_Records for the task:_
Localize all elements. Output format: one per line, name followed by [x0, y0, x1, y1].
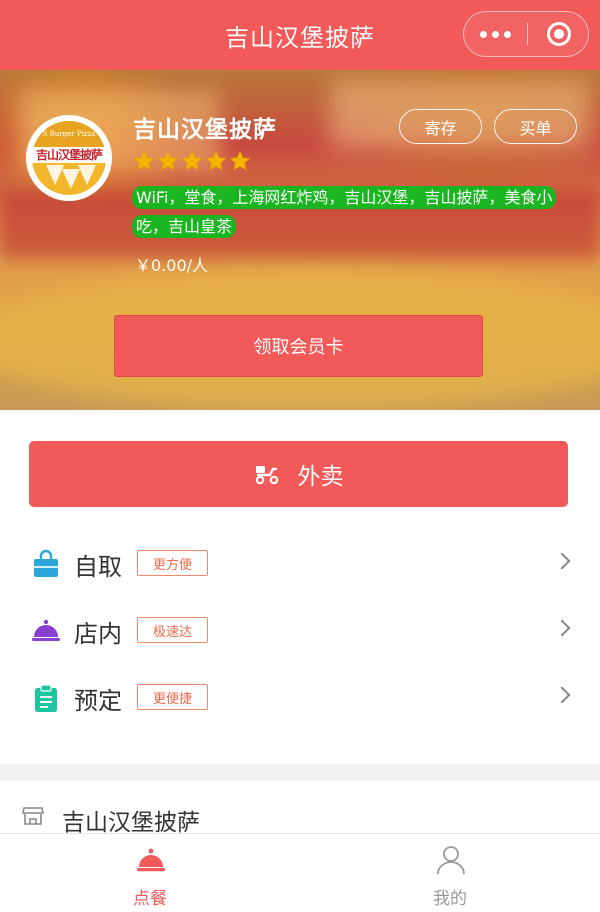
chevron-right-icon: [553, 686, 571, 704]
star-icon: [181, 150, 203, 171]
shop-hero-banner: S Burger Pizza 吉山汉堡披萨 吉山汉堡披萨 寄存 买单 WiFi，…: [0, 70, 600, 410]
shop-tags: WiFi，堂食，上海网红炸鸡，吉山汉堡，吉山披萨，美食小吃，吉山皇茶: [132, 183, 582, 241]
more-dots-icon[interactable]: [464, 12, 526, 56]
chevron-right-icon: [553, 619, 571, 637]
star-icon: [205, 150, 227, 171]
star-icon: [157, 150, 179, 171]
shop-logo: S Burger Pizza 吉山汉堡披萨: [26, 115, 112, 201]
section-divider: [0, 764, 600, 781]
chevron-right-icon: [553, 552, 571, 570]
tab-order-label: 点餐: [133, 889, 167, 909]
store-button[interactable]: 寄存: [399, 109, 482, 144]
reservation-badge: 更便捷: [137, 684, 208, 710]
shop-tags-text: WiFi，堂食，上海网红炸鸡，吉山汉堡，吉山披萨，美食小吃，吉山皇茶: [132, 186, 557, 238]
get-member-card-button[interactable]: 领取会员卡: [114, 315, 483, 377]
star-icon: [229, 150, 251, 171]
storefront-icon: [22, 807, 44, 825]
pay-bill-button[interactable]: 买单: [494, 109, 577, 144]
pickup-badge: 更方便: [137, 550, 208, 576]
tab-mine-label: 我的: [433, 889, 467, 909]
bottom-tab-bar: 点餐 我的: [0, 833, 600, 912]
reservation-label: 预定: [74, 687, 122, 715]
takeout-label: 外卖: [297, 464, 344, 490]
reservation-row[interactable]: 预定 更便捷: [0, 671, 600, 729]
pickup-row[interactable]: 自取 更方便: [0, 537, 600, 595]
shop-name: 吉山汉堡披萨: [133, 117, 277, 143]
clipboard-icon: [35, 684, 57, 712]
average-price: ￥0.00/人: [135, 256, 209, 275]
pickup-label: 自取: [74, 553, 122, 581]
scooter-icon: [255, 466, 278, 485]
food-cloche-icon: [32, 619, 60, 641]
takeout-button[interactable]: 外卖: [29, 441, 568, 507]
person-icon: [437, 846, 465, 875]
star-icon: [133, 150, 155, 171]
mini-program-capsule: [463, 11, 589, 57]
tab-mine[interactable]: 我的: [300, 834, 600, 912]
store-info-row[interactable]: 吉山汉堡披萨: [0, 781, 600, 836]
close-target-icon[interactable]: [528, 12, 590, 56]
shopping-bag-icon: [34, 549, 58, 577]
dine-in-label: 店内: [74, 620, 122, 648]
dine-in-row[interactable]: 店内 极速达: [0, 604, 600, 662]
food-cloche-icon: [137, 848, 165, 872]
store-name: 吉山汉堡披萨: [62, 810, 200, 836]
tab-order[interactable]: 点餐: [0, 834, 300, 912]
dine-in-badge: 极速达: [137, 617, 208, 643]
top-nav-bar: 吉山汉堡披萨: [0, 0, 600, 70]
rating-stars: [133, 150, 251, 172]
==
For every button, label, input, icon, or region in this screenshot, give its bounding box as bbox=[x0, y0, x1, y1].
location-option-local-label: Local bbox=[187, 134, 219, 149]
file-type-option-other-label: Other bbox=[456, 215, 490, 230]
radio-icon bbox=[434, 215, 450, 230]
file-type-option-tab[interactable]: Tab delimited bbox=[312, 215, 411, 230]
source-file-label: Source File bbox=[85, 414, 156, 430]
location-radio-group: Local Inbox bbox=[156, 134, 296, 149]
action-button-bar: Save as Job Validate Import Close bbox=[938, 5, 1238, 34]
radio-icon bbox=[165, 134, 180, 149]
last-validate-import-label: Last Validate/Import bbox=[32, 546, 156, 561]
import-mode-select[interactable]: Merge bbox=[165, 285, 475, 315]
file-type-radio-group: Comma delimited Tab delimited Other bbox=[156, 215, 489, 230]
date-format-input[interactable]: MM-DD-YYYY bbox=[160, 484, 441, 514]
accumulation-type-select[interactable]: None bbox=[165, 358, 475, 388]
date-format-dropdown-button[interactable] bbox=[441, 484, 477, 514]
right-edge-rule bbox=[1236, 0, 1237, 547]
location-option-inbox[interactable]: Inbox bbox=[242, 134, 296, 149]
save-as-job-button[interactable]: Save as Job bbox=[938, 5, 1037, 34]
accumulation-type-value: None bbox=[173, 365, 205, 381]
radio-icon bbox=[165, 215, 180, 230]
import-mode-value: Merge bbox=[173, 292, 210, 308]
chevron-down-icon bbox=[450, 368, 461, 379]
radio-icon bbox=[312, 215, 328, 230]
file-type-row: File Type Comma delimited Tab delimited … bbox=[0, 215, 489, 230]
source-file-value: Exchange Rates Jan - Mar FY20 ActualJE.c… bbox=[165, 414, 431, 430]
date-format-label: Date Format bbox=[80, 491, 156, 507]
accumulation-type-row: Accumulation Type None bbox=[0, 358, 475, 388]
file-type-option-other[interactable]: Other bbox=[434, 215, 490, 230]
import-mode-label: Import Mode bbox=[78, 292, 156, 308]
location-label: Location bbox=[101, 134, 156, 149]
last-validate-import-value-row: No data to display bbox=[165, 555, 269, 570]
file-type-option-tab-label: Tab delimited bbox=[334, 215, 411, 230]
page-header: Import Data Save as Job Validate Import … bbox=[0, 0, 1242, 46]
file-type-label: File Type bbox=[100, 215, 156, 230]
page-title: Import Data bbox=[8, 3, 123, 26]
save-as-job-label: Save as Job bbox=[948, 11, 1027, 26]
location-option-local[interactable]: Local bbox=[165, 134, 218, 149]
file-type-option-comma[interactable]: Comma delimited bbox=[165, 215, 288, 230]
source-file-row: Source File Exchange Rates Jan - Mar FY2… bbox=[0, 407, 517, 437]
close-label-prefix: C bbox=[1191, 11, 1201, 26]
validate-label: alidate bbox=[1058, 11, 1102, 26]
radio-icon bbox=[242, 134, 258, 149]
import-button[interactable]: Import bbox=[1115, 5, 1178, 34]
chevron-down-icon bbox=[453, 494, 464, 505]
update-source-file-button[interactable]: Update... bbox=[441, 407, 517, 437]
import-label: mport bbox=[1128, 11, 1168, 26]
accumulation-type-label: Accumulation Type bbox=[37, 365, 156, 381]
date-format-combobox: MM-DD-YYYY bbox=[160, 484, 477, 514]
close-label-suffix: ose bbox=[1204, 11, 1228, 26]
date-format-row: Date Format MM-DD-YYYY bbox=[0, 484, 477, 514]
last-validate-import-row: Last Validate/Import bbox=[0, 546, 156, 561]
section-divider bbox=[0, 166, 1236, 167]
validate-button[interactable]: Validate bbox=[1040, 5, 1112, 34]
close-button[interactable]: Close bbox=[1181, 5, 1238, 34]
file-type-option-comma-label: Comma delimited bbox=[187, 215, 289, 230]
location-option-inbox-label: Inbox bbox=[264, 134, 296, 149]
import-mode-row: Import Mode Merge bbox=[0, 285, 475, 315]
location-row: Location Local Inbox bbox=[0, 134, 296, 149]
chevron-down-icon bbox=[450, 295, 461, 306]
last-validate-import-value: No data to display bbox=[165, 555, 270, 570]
---
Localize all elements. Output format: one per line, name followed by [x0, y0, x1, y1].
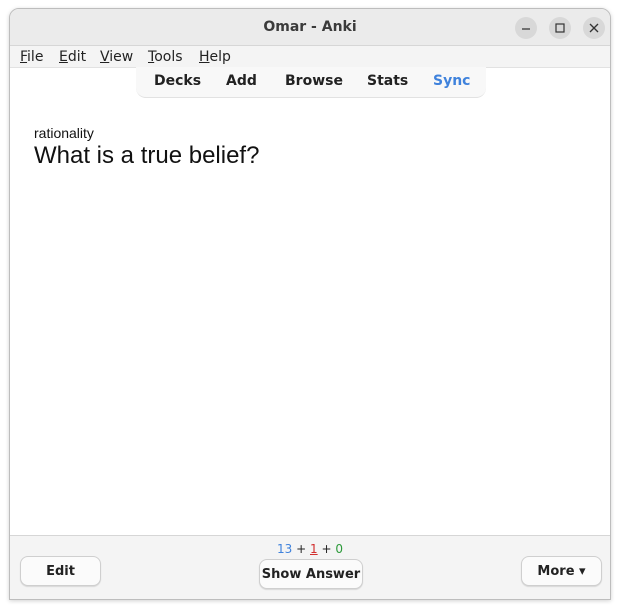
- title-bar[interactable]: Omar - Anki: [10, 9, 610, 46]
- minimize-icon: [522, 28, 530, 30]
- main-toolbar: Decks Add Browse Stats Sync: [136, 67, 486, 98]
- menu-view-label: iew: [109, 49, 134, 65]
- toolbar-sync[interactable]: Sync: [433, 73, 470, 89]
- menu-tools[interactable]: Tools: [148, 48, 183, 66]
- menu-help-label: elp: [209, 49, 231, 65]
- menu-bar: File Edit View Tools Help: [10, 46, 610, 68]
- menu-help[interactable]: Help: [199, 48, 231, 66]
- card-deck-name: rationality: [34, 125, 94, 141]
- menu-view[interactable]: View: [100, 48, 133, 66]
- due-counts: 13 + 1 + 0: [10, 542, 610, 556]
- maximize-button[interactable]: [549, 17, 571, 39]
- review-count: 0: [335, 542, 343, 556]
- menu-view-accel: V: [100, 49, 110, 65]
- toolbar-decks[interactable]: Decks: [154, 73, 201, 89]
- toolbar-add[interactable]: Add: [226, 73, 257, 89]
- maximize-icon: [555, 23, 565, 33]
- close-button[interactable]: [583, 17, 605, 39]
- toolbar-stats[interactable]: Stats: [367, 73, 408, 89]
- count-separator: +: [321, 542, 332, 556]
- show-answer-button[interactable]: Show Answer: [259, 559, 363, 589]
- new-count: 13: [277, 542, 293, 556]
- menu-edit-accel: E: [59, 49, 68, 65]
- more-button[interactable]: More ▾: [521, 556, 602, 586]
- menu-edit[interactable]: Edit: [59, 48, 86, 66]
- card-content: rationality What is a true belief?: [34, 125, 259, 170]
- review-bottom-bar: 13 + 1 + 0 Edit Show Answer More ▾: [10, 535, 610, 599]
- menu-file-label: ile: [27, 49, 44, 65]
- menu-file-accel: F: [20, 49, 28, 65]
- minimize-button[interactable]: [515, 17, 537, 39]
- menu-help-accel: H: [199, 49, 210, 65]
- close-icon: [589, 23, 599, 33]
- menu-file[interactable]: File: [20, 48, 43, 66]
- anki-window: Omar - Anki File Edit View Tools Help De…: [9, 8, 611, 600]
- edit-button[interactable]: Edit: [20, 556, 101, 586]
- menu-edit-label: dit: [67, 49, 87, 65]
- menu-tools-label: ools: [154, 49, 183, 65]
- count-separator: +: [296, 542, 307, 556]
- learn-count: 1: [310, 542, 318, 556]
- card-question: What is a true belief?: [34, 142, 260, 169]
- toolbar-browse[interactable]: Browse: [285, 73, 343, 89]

_What needs to be done:_ Revise the data from the line with "- title-bar[interactable]: Omar" to the line with "- menu-file[interactable]: File: [20, 48, 43, 66]", replacing "review-bottom-bar" with "review-footer" and leaving everything else unchanged. Return only those lines.

_Solved exercise:_
- title-bar[interactable]: Omar - Anki: [10, 9, 610, 46]
- minimize-icon: [522, 28, 530, 30]
- main-toolbar: Decks Add Browse Stats Sync: [136, 67, 486, 98]
- menu-view-label: iew: [109, 49, 134, 65]
- toolbar-sync[interactable]: Sync: [433, 73, 470, 89]
- menu-tools[interactable]: Tools: [148, 48, 183, 66]
- menu-help-label: elp: [209, 49, 231, 65]
- menu-bar: File Edit View Tools Help: [10, 46, 610, 68]
- menu-help[interactable]: Help: [199, 48, 231, 66]
- card-deck-name: rationality: [34, 125, 94, 141]
- menu-view[interactable]: View: [100, 48, 133, 66]
- due-counts: 13 + 1 + 0: [10, 542, 610, 556]
- maximize-button[interactable]: [549, 17, 571, 39]
- review-count: 0: [335, 542, 343, 556]
- menu-view-accel: V: [100, 49, 110, 65]
- toolbar-decks[interactable]: Decks: [154, 73, 201, 89]
- toolbar-add[interactable]: Add: [226, 73, 257, 89]
- maximize-icon: [555, 23, 565, 33]
- close-button[interactable]: [583, 17, 605, 39]
- toolbar-stats[interactable]: Stats: [367, 73, 408, 89]
- count-separator: +: [321, 542, 332, 556]
- show-answer-button[interactable]: Show Answer: [259, 559, 363, 589]
- new-count: 13: [277, 542, 293, 556]
- menu-edit-accel: E: [59, 49, 68, 65]
- more-button[interactable]: More ▾: [521, 556, 602, 586]
- menu-edit[interactable]: Edit: [59, 48, 86, 66]
- card-content: rationality What is a true belief?: [34, 125, 259, 170]
- review-footer: 13 + 1 + 0 Edit Show Answer More ▾: [10, 535, 610, 599]
- menu-file-label: ile: [27, 49, 44, 65]
- menu-file-accel: F: [20, 49, 28, 65]
- minimize-button[interactable]: [515, 17, 537, 39]
- menu-help-accel: H: [199, 49, 210, 65]
- close-icon: [589, 23, 599, 33]
- menu-file[interactable]: File: [20, 48, 43, 66]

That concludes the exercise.